▶ [WHAT YOU SHOULD DO]:
Your task is to give the listing below back word for word, pictures excluded.

▶ [DATA TO PROCESS]:
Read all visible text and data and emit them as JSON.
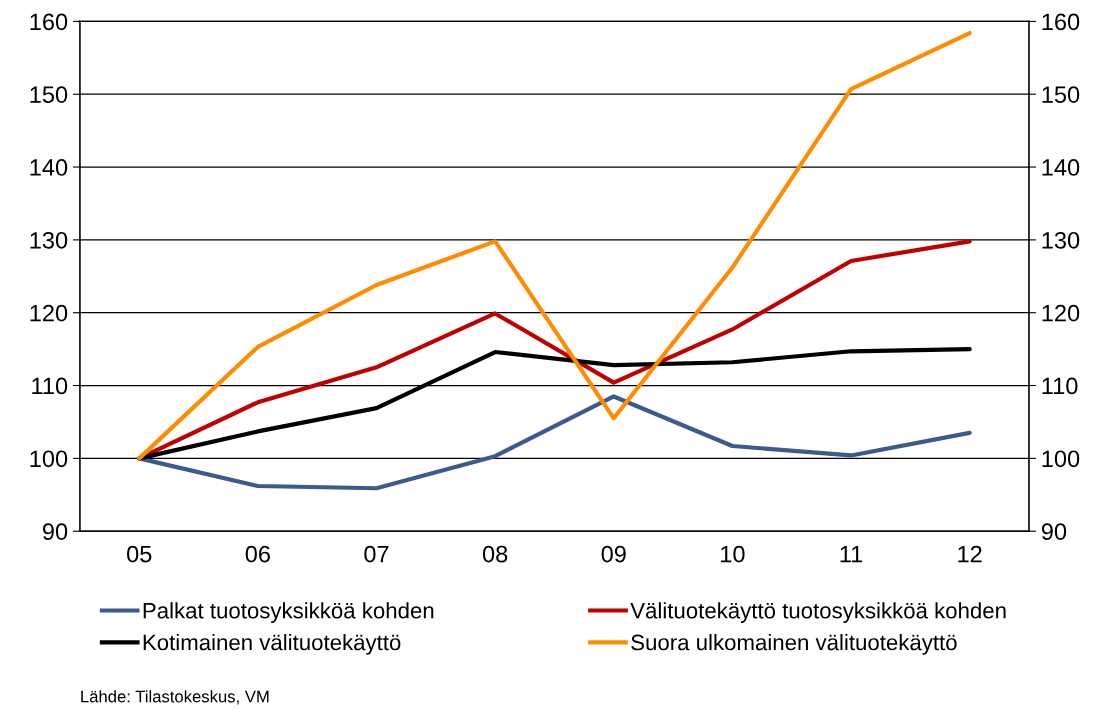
{
  "chart_data": {
    "type": "line",
    "categories": [
      "05",
      "06",
      "07",
      "08",
      "09",
      "10",
      "11",
      "12"
    ],
    "series": [
      {
        "name": "Palkat tuotosyksikköä kohden",
        "color": "#3c5a8c",
        "values": [
          100,
          96.2,
          95.9,
          100.3,
          108.5,
          101.7,
          100.4,
          103.5
        ]
      },
      {
        "name": "Välituotekäyttö tuotosyksikköä kohden",
        "color": "#c00000",
        "values": [
          100,
          107.7,
          112.5,
          119.9,
          110.4,
          117.7,
          127.1,
          129.8
        ]
      },
      {
        "name": "Kotimainen välituotekäyttö",
        "color": "#000000",
        "values": [
          100,
          103.7,
          106.9,
          114.6,
          112.8,
          113.2,
          114.7,
          115.0
        ]
      },
      {
        "name": "Suora ulkomainen välituotekäyttö",
        "color": "#ff8c00",
        "values": [
          100,
          115.3,
          123.8,
          129.8,
          105.5,
          126.2,
          150.7,
          158.4
        ]
      }
    ],
    "ylim": [
      90,
      160
    ],
    "yticks": [
      90,
      100,
      110,
      120,
      130,
      140,
      150,
      160
    ],
    "y2lim": [
      90,
      160
    ],
    "y2ticks": [
      90,
      100,
      110,
      120,
      130,
      140,
      150,
      160
    ],
    "grid": "y",
    "legend": "bottom",
    "marker": "none",
    "line_style": "solid",
    "annotations": [
      "Lähde: Tilastokeskus, VM"
    ]
  }
}
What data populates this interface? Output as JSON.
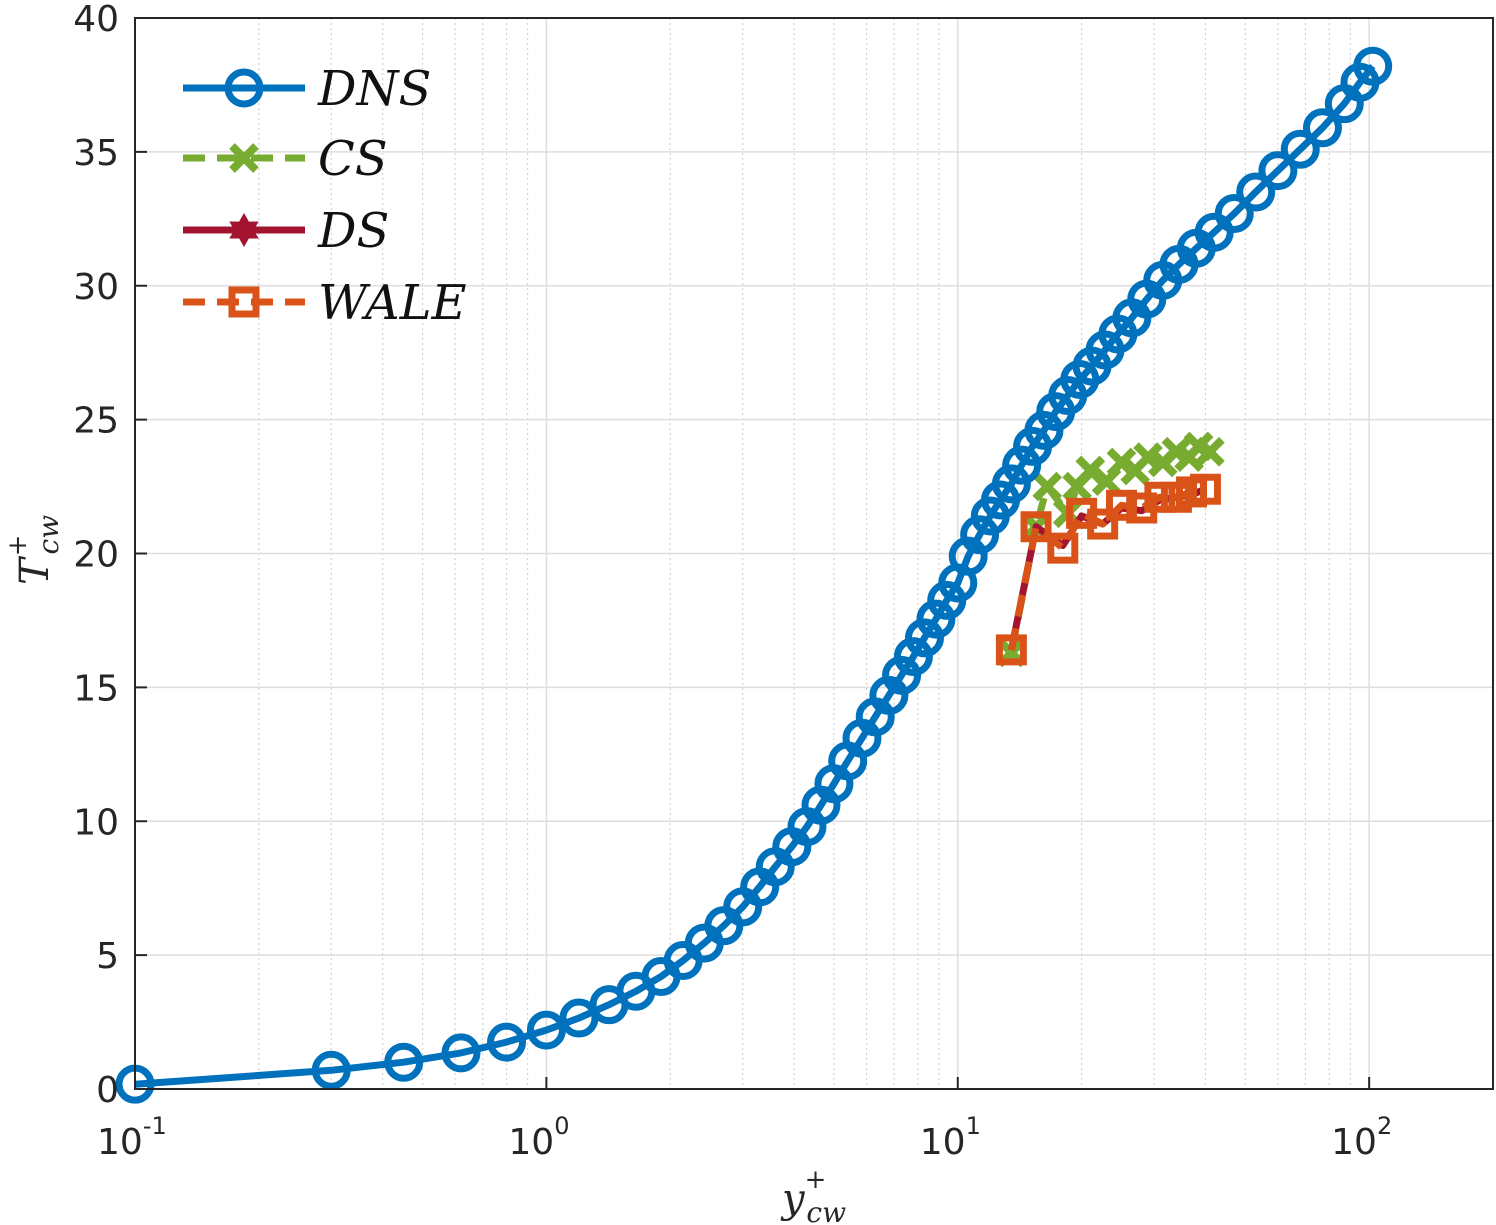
{
  "chart_data": {
    "type": "line",
    "x_scale": "log",
    "xlim": [
      0.1,
      200
    ],
    "ylim": [
      0,
      40
    ],
    "grid": true,
    "minor_grid_x": true,
    "legend_position": "top-left",
    "xlabel": {
      "base": "y",
      "sup": "+",
      "sub": "cw"
    },
    "ylabel": {
      "base": "T",
      "sup": "+",
      "sub": "cw"
    },
    "y_ticks": [
      0,
      5,
      10,
      15,
      20,
      25,
      30,
      35,
      40
    ],
    "x_ticks": [
      {
        "value": 0.1,
        "base": "10",
        "exp": "-1"
      },
      {
        "value": 1,
        "base": "10",
        "exp": "0"
      },
      {
        "value": 10,
        "base": "10",
        "exp": "1"
      },
      {
        "value": 100,
        "base": "10",
        "exp": "2"
      }
    ],
    "series": [
      {
        "name": "DNS",
        "label": "DNS",
        "color": "#0072BD",
        "dash": "solid",
        "marker": "circle",
        "x": [
          0.1,
          0.3,
          0.45,
          0.62,
          0.8,
          1.0,
          1.2,
          1.42,
          1.65,
          1.9,
          2.15,
          2.42,
          2.7,
          3.0,
          3.3,
          3.6,
          3.95,
          4.3,
          4.65,
          5.0,
          5.4,
          5.85,
          6.3,
          6.8,
          7.3,
          7.8,
          8.3,
          8.85,
          9.4,
          10.0,
          10.6,
          11.3,
          12.0,
          12.7,
          13.5,
          14.3,
          15.2,
          16.2,
          17.3,
          18.5,
          19.8,
          21.2,
          22.8,
          24.5,
          26.5,
          28.8,
          31.5,
          34.5,
          38.0,
          42.0,
          47.0,
          53.0,
          60.0,
          68.0,
          77.0,
          87.0,
          95.0,
          102.0
        ],
        "y": [
          0.18,
          0.7,
          1.0,
          1.35,
          1.75,
          2.2,
          2.65,
          3.15,
          3.65,
          4.2,
          4.8,
          5.45,
          6.1,
          6.8,
          7.55,
          8.3,
          9.05,
          9.8,
          10.6,
          11.4,
          12.25,
          13.1,
          13.9,
          14.7,
          15.45,
          16.15,
          16.85,
          17.55,
          18.25,
          18.9,
          19.9,
          20.7,
          21.4,
          22.0,
          22.6,
          23.3,
          24.0,
          24.6,
          25.3,
          25.9,
          26.5,
          27.0,
          27.6,
          28.2,
          28.8,
          29.5,
          30.2,
          30.8,
          31.4,
          32.0,
          32.7,
          33.5,
          34.3,
          35.1,
          35.9,
          36.8,
          37.6,
          38.2
        ]
      },
      {
        "name": "CS",
        "label": "CS",
        "color": "#77AC30",
        "dash": "dashed",
        "marker": "x",
        "x": [
          13.5,
          15.5,
          16.5,
          18.5,
          19.5,
          21.0,
          23.0,
          25.0,
          27.0,
          29.0,
          31.5,
          34.0,
          36.5,
          38.5,
          41.0
        ],
        "y": [
          16.3,
          21.0,
          22.5,
          21.5,
          22.5,
          23.1,
          22.7,
          23.4,
          23.1,
          23.6,
          23.4,
          23.8,
          23.6,
          24.0,
          23.8
        ]
      },
      {
        "name": "DS",
        "label": "DS",
        "color": "#A2142F",
        "dash": "solid",
        "marker": "hexagram",
        "x": [
          13.5,
          15.5,
          18.0,
          20.0,
          22.5,
          25.0,
          28.0,
          31.0,
          34.0,
          37.0,
          40.0
        ],
        "y": [
          16.4,
          21.0,
          20.3,
          21.4,
          21.1,
          21.7,
          21.6,
          22.0,
          22.1,
          22.2,
          22.4
        ]
      },
      {
        "name": "WALE",
        "label": "WALE",
        "color": "#D95319",
        "dash": "dashed",
        "marker": "square",
        "x": [
          13.5,
          15.5,
          18.0,
          20.0,
          22.5,
          25.0,
          28.0,
          31.0,
          34.0,
          37.0,
          40.0
        ],
        "y": [
          16.4,
          21.0,
          20.2,
          21.5,
          21.1,
          21.8,
          21.7,
          22.1,
          22.1,
          22.3,
          22.4
        ]
      }
    ]
  }
}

▶ [RESULT]:
Read all visible text and data and emit them as JSON.
{
  "chart_data": {
    "type": "line",
    "categories": [
      "05",
      "06",
      "07",
      "08",
      "09",
      "10",
      "11",
      "12"
    ],
    "series": [
      {
        "name": "Palkat tuotosyksikköä kohden",
        "color": "#3c5a8c",
        "values": [
          100,
          96.2,
          95.9,
          100.3,
          108.5,
          101.7,
          100.4,
          103.5
        ]
      },
      {
        "name": "Välituotekäyttö tuotosyksikköä kohden",
        "color": "#c00000",
        "values": [
          100,
          107.7,
          112.5,
          119.9,
          110.4,
          117.7,
          127.1,
          129.8
        ]
      },
      {
        "name": "Kotimainen välituotekäyttö",
        "color": "#000000",
        "values": [
          100,
          103.7,
          106.9,
          114.6,
          112.8,
          113.2,
          114.7,
          115.0
        ]
      },
      {
        "name": "Suora ulkomainen välituotekäyttö",
        "color": "#ff8c00",
        "values": [
          100,
          115.3,
          123.8,
          129.8,
          105.5,
          126.2,
          150.7,
          158.4
        ]
      }
    ],
    "ylim": [
      90,
      160
    ],
    "yticks": [
      90,
      100,
      110,
      120,
      130,
      140,
      150,
      160
    ],
    "y2lim": [
      90,
      160
    ],
    "y2ticks": [
      90,
      100,
      110,
      120,
      130,
      140,
      150,
      160
    ],
    "grid": "y",
    "legend": "bottom",
    "marker": "none",
    "line_style": "solid",
    "annotations": [
      "Lähde: Tilastokeskus, VM"
    ]
  }
}
What data populates this interface? Output as JSON.
{
  "chart_data": {
    "type": "line",
    "x_scale": "log",
    "xlim": [
      0.1,
      200
    ],
    "ylim": [
      0,
      40
    ],
    "grid": true,
    "minor_grid_x": true,
    "legend_position": "top-left",
    "xlabel": {
      "base": "y",
      "sup": "+",
      "sub": "cw"
    },
    "ylabel": {
      "base": "T",
      "sup": "+",
      "sub": "cw"
    },
    "y_ticks": [
      0,
      5,
      10,
      15,
      20,
      25,
      30,
      35,
      40
    ],
    "x_ticks": [
      {
        "value": 0.1,
        "base": "10",
        "exp": "-1"
      },
      {
        "value": 1,
        "base": "10",
        "exp": "0"
      },
      {
        "value": 10,
        "base": "10",
        "exp": "1"
      },
      {
        "value": 100,
        "base": "10",
        "exp": "2"
      }
    ],
    "series": [
      {
        "name": "DNS",
        "label": "DNS",
        "color": "#0072BD",
        "dash": "solid",
        "marker": "circle",
        "x": [
          0.1,
          0.3,
          0.45,
          0.62,
          0.8,
          1.0,
          1.2,
          1.42,
          1.65,
          1.9,
          2.15,
          2.42,
          2.7,
          3.0,
          3.3,
          3.6,
          3.95,
          4.3,
          4.65,
          5.0,
          5.4,
          5.85,
          6.3,
          6.8,
          7.3,
          7.8,
          8.3,
          8.85,
          9.4,
          10.0,
          10.6,
          11.3,
          12.0,
          12.7,
          13.5,
          14.3,
          15.2,
          16.2,
          17.3,
          18.5,
          19.8,
          21.2,
          22.8,
          24.5,
          26.5,
          28.8,
          31.5,
          34.5,
          38.0,
          42.0,
          47.0,
          53.0,
          60.0,
          68.0,
          77.0,
          87.0,
          95.0,
          102.0
        ],
        "y": [
          0.18,
          0.7,
          1.0,
          1.35,
          1.75,
          2.2,
          2.65,
          3.15,
          3.65,
          4.2,
          4.8,
          5.45,
          6.1,
          6.8,
          7.55,
          8.3,
          9.05,
          9.8,
          10.6,
          11.4,
          12.25,
          13.1,
          13.9,
          14.7,
          15.45,
          16.15,
          16.85,
          17.55,
          18.25,
          18.9,
          19.9,
          20.7,
          21.4,
          22.0,
          22.6,
          23.3,
          24.0,
          24.6,
          25.3,
          25.9,
          26.5,
          27.0,
          27.6,
          28.2,
          28.8,
          29.5,
          30.2,
          30.8,
          31.4,
          32.0,
          32.7,
          33.5,
          34.3,
          35.1,
          35.9,
          36.8,
          37.6,
          38.2
        ]
      },
      {
        "name": "CS",
        "label": "CS",
        "color": "#77AC30",
        "dash": "dashed",
        "marker": "x",
        "x": [
          13.5,
          15.5,
          16.5,
          18.5,
          19.5,
          21.0,
          23.0,
          25.0,
          27.0,
          29.0,
          31.5,
          34.0,
          36.5,
          38.5,
          41.0
        ],
        "y": [
          16.3,
          21.0,
          22.5,
          21.5,
          22.5,
          23.1,
          22.7,
          23.4,
          23.1,
          23.6,
          23.4,
          23.8,
          23.6,
          24.0,
          23.8
        ]
      },
      {
        "name": "DS",
        "label": "DS",
        "color": "#A2142F",
        "dash": "solid",
        "marker": "hexagram",
        "x": [
          13.5,
          15.5,
          18.0,
          20.0,
          22.5,
          25.0,
          28.0,
          31.0,
          34.0,
          37.0,
          40.0
        ],
        "y": [
          16.4,
          21.0,
          20.3,
          21.4,
          21.1,
          21.7,
          21.6,
          22.0,
          22.1,
          22.2,
          22.4
        ]
      },
      {
        "name": "WALE",
        "label": "WALE",
        "color": "#D95319",
        "dash": "dashed",
        "marker": "square",
        "x": [
          13.5,
          15.5,
          18.0,
          20.0,
          22.5,
          25.0,
          28.0,
          31.0,
          34.0,
          37.0,
          40.0
        ],
        "y": [
          16.4,
          21.0,
          20.2,
          21.5,
          21.1,
          21.8,
          21.7,
          22.1,
          22.1,
          22.3,
          22.4
        ]
      }
    ]
  }
}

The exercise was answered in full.